TEXTE CITÉ —
- - -

Remarquez, certaines femmes, notamment au moins une ou deux membres de notre organisation, ont mis en branle des processus d'évaluation indépendants dans le cadre de la convention de règlement. Ainsi, quelques activités sont en cours, mais elles sont peu nombreuses.

Le sénateur Campbell : Je crains que ma question ne soit prématurée, vu que le processus est en cours, mais je la poserai tout de même : si vous évaluez la situation actuelle à l'aune du chemin parcouru, êtes-vous d'avis que le gouvernement n'a rempli aucune des obligations qui lui incombent dans le cadre de la convention de règlement? Je suis conscient du fait que le processus est en cours, mais j'aimerais que vous me disiez s'il y a, à ce moment-ci, un quelconque problème qui ressort et sur lequel nous devrions nous pencher, et que vous m'indiquiez la gravité de ce problème. S'agit-il de quelque chose qui peut être pris en charge, ou alors de quelque chose qui, d'après vous, posera des difficultés pour la suite des choses?

Mme Corbiere Lavell : D'après les commentaires formulés par les membres de nos organisations provinciales et territoriales, je sais qu'on nous a demandé d'examiner la possibilité de participer au processus de la CRRPI. À l'échelon communautaire, les femmes ne sont pas en mesure d'obtenir de l'information sur les activités ou sur tout type de processus de stratégie concernant les mesures à prendre pour faire face aux répercussions des pensionnats indiens, que ce soit pour elles-mêmes, leur famille ou leur communauté. Je sais que nous avons tenu plusieurs assemblées générales annuelles dans le cadre desquelles des résolutions ont été prises à cette fin. Cette préoccupation a toujours été présente.

- - -

SECTION DES DONNÉES —

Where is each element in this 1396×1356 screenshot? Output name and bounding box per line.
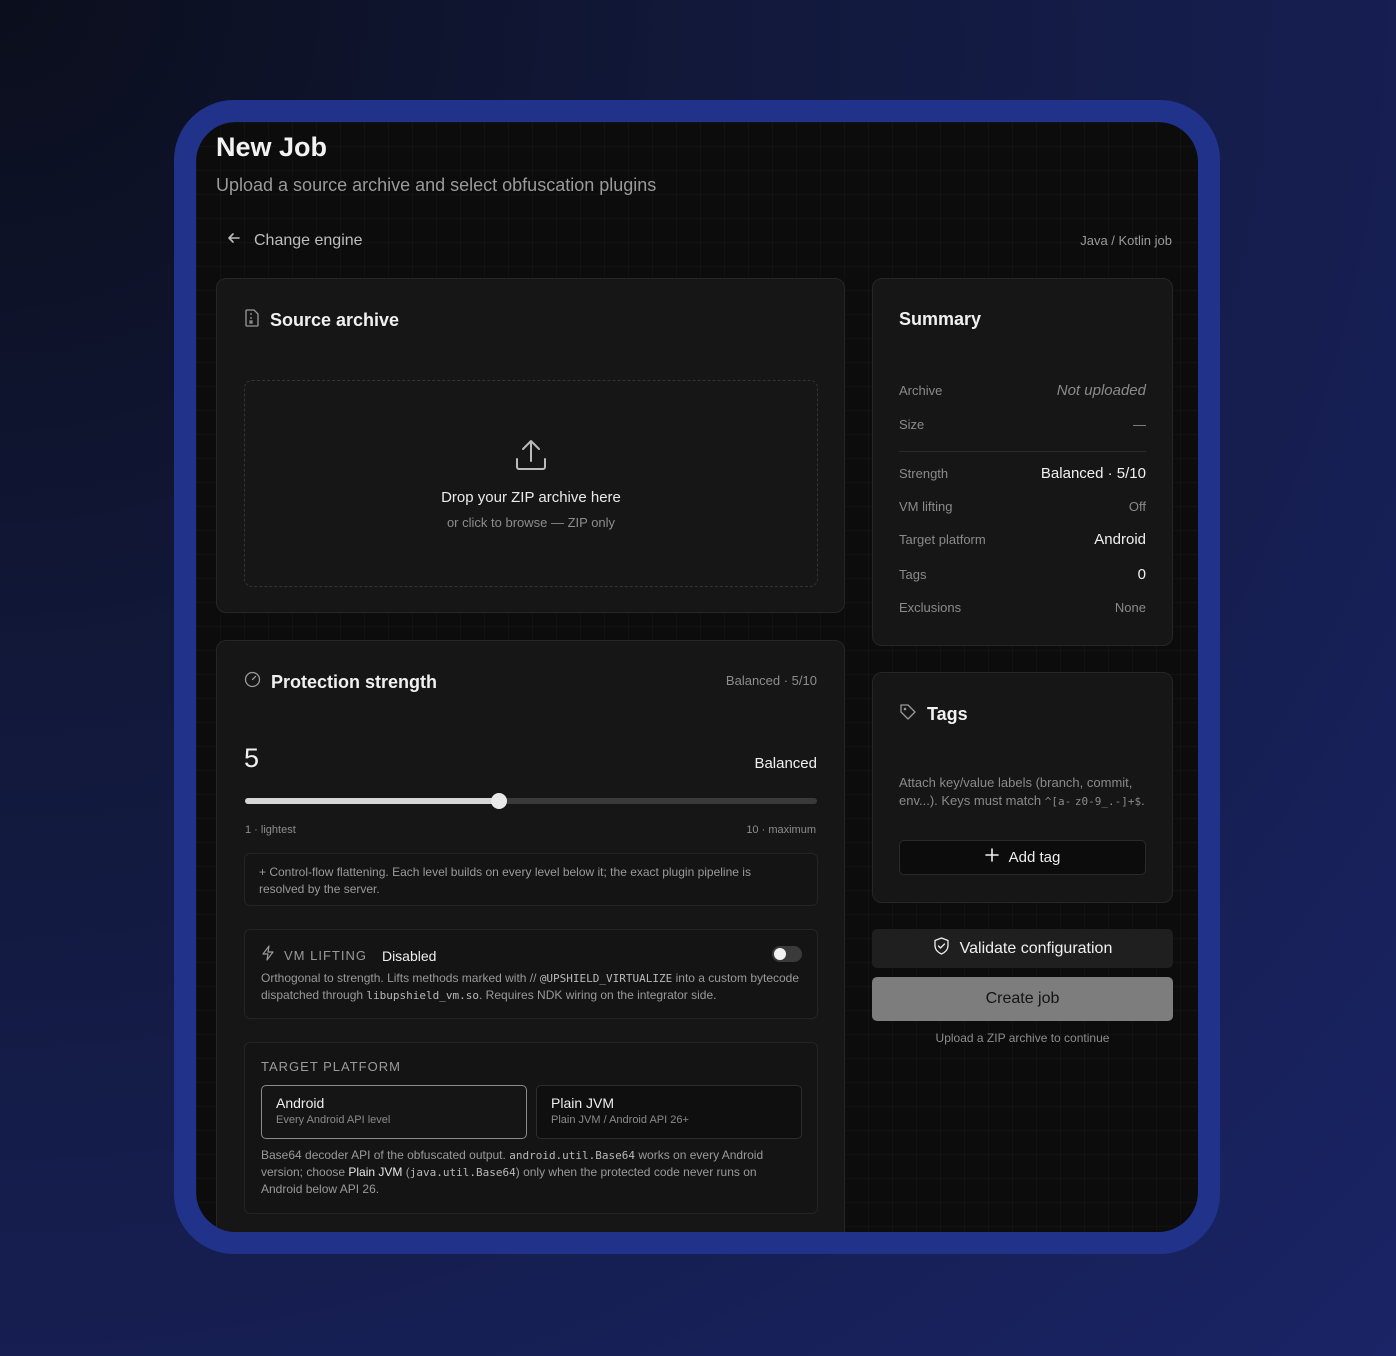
file-archive-icon bbox=[244, 309, 260, 332]
validate-configuration-label: Validate configuration bbox=[959, 939, 1113, 957]
tags-regex-code: ^[a- bbox=[1044, 795, 1072, 808]
summary-key: Archive bbox=[899, 383, 943, 398]
tags-desc-part: Attach key/value labels (branch, bbox=[899, 775, 1084, 790]
summary-value: None bbox=[1114, 600, 1146, 615]
vm-desc-part: into a custom bbox=[675, 971, 747, 985]
target-platform-box: TARGET PLATFORM Android Every Android AP… bbox=[244, 1042, 818, 1214]
tags-regex-code: z0-9_.-]+$ bbox=[1074, 795, 1142, 808]
add-tag-button[interactable]: Add tag bbox=[899, 840, 1146, 875]
vm-lifting-header: VM LIFTING Disabled bbox=[261, 945, 436, 966]
summary-row-archive: Archive Not uploaded bbox=[899, 382, 1146, 399]
zip-dropzone[interactable]: Drop your ZIP archive here or click to b… bbox=[244, 380, 818, 587]
toggle-knob bbox=[774, 948, 786, 960]
summary-key: Target platform bbox=[899, 532, 986, 547]
change-engine-link[interactable]: Change engine bbox=[226, 230, 363, 251]
protection-strength-header: Protection strength bbox=[244, 671, 437, 693]
strength-value: 5 bbox=[244, 743, 260, 773]
summary-divider bbox=[899, 451, 1146, 452]
vm-lifting-toggle[interactable] bbox=[772, 946, 802, 962]
upload-icon bbox=[513, 437, 549, 478]
summary-row-size: Size — bbox=[899, 417, 1146, 432]
source-archive-title: Source archive bbox=[270, 310, 400, 330]
arrow-left-icon bbox=[226, 230, 242, 251]
vm-desc-part: . Requires NDK wiring on the integrator … bbox=[479, 988, 717, 1002]
platform-option-subtitle: Every Android API level bbox=[276, 1114, 391, 1126]
summary-row-exclusions: Exclusions None bbox=[899, 600, 1146, 615]
gauge-icon bbox=[244, 671, 261, 693]
vm-lifting-label: VM LIFTING bbox=[284, 948, 367, 963]
source-archive-header: Source archive bbox=[244, 309, 399, 332]
strength-description: + Control-flow flattening. Each level bu… bbox=[259, 865, 751, 896]
summary-key: Exclusions bbox=[899, 600, 962, 615]
summary-card: Summary Archive Not uploaded Size — Stre… bbox=[872, 278, 1173, 646]
strength-slider-fill bbox=[245, 798, 500, 804]
summary-row-target-platform: Target platform Android bbox=[899, 531, 1146, 548]
slider-min-label: 1 · lightest bbox=[245, 824, 296, 836]
summary-key: Tags bbox=[899, 567, 927, 582]
vm-library-code: libupshield_vm.so bbox=[366, 989, 480, 1002]
dropzone-sub-text: or click to browse — ZIP only bbox=[446, 515, 616, 530]
add-tag-label: Add tag bbox=[1008, 849, 1061, 866]
summary-value: Balanced · 5/10 bbox=[1040, 465, 1146, 482]
vm-lifting-box: VM LIFTING Disabled Orthogonal to streng… bbox=[244, 929, 818, 1019]
strength-description-box: + Control-flow flattening. Each level bu… bbox=[244, 853, 818, 906]
summary-value: — bbox=[1133, 417, 1146, 432]
lightning-icon bbox=[261, 945, 275, 966]
target-platform-label: TARGET PLATFORM bbox=[261, 1059, 401, 1074]
protection-strength-card: Protection strength Balanced · 5/10 5 Ba… bbox=[216, 640, 845, 1232]
summary-row-tags: Tags 0 bbox=[899, 566, 1146, 583]
create-job-button[interactable]: Create job bbox=[872, 977, 1173, 1021]
summary-row-strength: Strength Balanced · 5/10 bbox=[899, 465, 1146, 482]
source-archive-card: Source archive Drop your ZIP archive her… bbox=[216, 278, 845, 613]
summary-value: Android bbox=[1094, 531, 1146, 548]
strength-slider[interactable] bbox=[245, 793, 817, 809]
validate-configuration-button[interactable]: Validate configuration bbox=[872, 929, 1173, 968]
platform-note-code: android.util.Base64 bbox=[509, 1149, 636, 1162]
strength-slider-thumb[interactable] bbox=[491, 793, 508, 809]
vm-annotation-code: @UPSHIELD_VIRTUALIZE bbox=[539, 972, 673, 985]
platform-note-emphasis: Plain JVM bbox=[348, 1165, 403, 1179]
summary-row-vm-lifting: VM lifting Off bbox=[899, 499, 1146, 514]
page-subtitle: Upload a source archive and select obfus… bbox=[216, 175, 657, 195]
vm-lifting-state: Disabled bbox=[381, 947, 437, 964]
protection-strength-title: Protection strength bbox=[271, 671, 438, 692]
summary-title: Summary bbox=[899, 309, 982, 329]
summary-value: Not uploaded bbox=[1056, 382, 1146, 399]
tags-desc-part: . bbox=[1141, 793, 1145, 808]
platform-note-part: Base64 decoder API of the obfuscated out… bbox=[261, 1148, 506, 1162]
summary-value: 0 bbox=[1137, 566, 1146, 583]
vm-desc-part: Orthogonal to strength. Lifts methods ma… bbox=[261, 971, 537, 985]
summary-key: Strength bbox=[899, 466, 949, 481]
app-screen: New Job Upload a source archive and sele… bbox=[196, 122, 1198, 1232]
summary-key: VM lifting bbox=[899, 499, 953, 514]
plus-icon bbox=[984, 848, 999, 867]
summary-value: Off bbox=[1128, 499, 1146, 514]
change-engine-label: Change engine bbox=[254, 231, 363, 249]
platform-option-title: Plain JVM bbox=[551, 1095, 615, 1111]
create-job-hint: Upload a ZIP archive to continue bbox=[935, 1031, 1110, 1045]
platform-option-plain-jvm[interactable]: Plain JVM Plain JVM / Android API 26+ bbox=[536, 1085, 802, 1139]
platform-option-android[interactable]: Android Every Android API level bbox=[261, 1085, 527, 1139]
strength-badge: Balanced · 5/10 bbox=[725, 673, 817, 688]
tags-header: Tags bbox=[899, 703, 968, 726]
page-title: New Job bbox=[216, 132, 328, 162]
dropzone-main-text: Drop your ZIP archive here bbox=[441, 489, 621, 506]
tags-title: Tags bbox=[927, 704, 968, 724]
slider-max-label: 10 · maximum bbox=[746, 824, 816, 836]
platform-note-code: java.util.Base64 bbox=[409, 1166, 516, 1179]
strength-level-name: Balanced bbox=[754, 755, 817, 772]
create-job-label: Create job bbox=[985, 990, 1060, 1007]
tag-icon bbox=[899, 703, 917, 726]
tags-card: Tags Attach key/value labels (branch, co… bbox=[872, 672, 1173, 903]
platform-option-title: Android bbox=[276, 1095, 325, 1111]
shield-check-icon bbox=[933, 937, 950, 960]
tags-description: Attach key/value labels (branch, commit,… bbox=[899, 774, 1148, 811]
job-type-label: Java / Kotlin job bbox=[1080, 233, 1172, 248]
summary-key: Size bbox=[899, 417, 925, 432]
platform-option-subtitle: Plain JVM / Android API 26+ bbox=[551, 1114, 689, 1126]
vm-lifting-description: Orthogonal to strength. Lifts methods ma… bbox=[261, 970, 803, 1004]
target-platform-note: Base64 decoder API of the obfuscated out… bbox=[261, 1147, 799, 1198]
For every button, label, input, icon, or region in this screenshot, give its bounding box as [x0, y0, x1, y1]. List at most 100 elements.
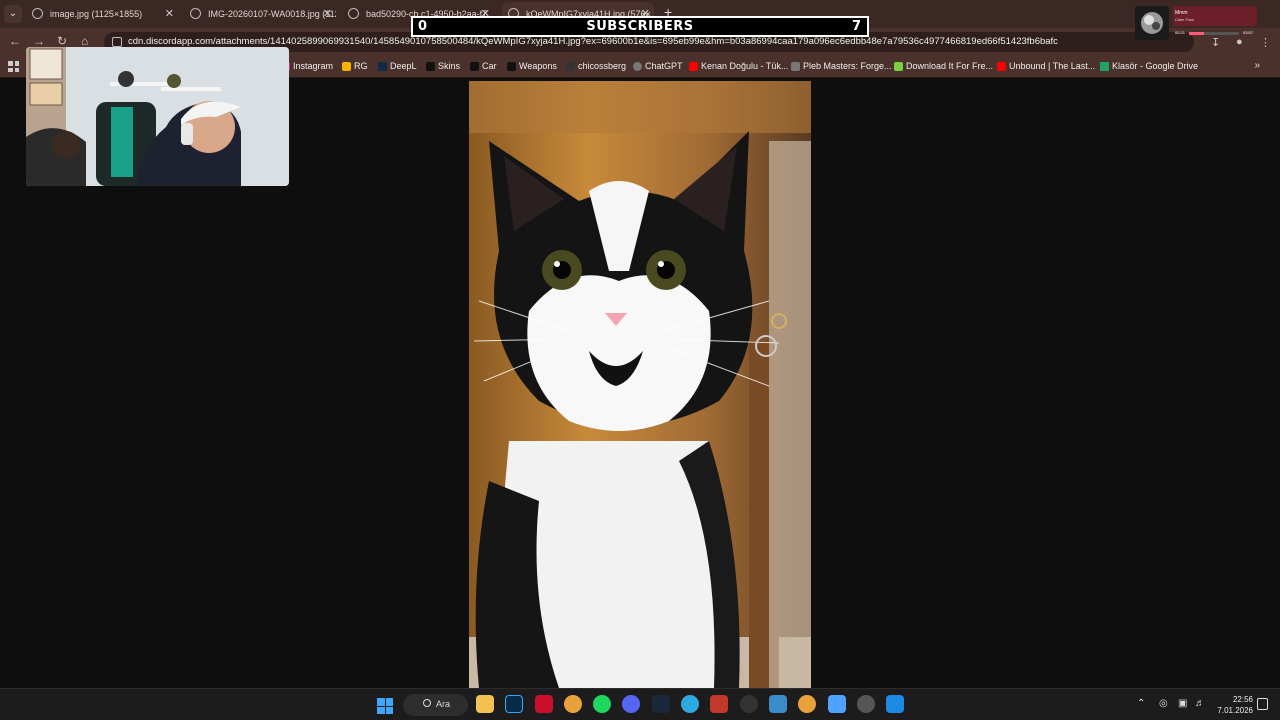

- - -

CONSIGNES DE L'EXERCICE —
1. Recopiez, dans l'extrait sur la convention de règlement, le passage allant de « Le sénateur Campbell » à « suite des choses? ».
2. Donnez la suite de l'extrait sur la convention de règlement, en reprenant après sa dernière phrase.

RÉPONSES FINALES —
1.
Le sénateur Campbell : Je crains que ma question ne soit prématurée, vu que le processus est en cours, mais je la poserai tout de même : si vous évaluez la situation actuelle à l'aune du chemin parcouru, êtes-vous d'avis que le gouvernement n'a rempli aucune des obligations qui lui incombent dans le cadre de la convention de règlement? Je suis conscient du fait que le processus est en cours, mais j'aimerais que vous me disiez s'il y a, à ce moment-ci, un quelconque problème qui ressort et sur lequel nous devrions nous pencher, et que vous m'indiquiez la gravité de ce problème. S'agit-il de quelque chose qui peut être pris en charge, ou alors de quelque chose qui, d'après vous, posera des difficultés pour la suite des choses?

2.
Nos membres aimeraient commencer à travailler au sein de leur communauté et contribuer à tout programme ou à toute activité qui améliore la vie des victimes des pensionnats afin de déterminer si des changements positifs et une guérison peuvent avoir lieu, et, le cas échéant, nous pourrons faire en sorte que les enfants et les communautés en profitent.

Comme Mme Dumont-Smith l'a souligné, il est quelque peu difficile pour nous d'entrer vraiment dans les détails, car l'Association des femmes autochtones du Canada n'est pas partie prenante dans le processus. Nous aimerions que l'on nous donne l'occasion de jouer un rôle.

Le sénateur Campbell : Qui représente les femmes autochtones dans le cadre de ce processus? Qui prend la parole en leur nom?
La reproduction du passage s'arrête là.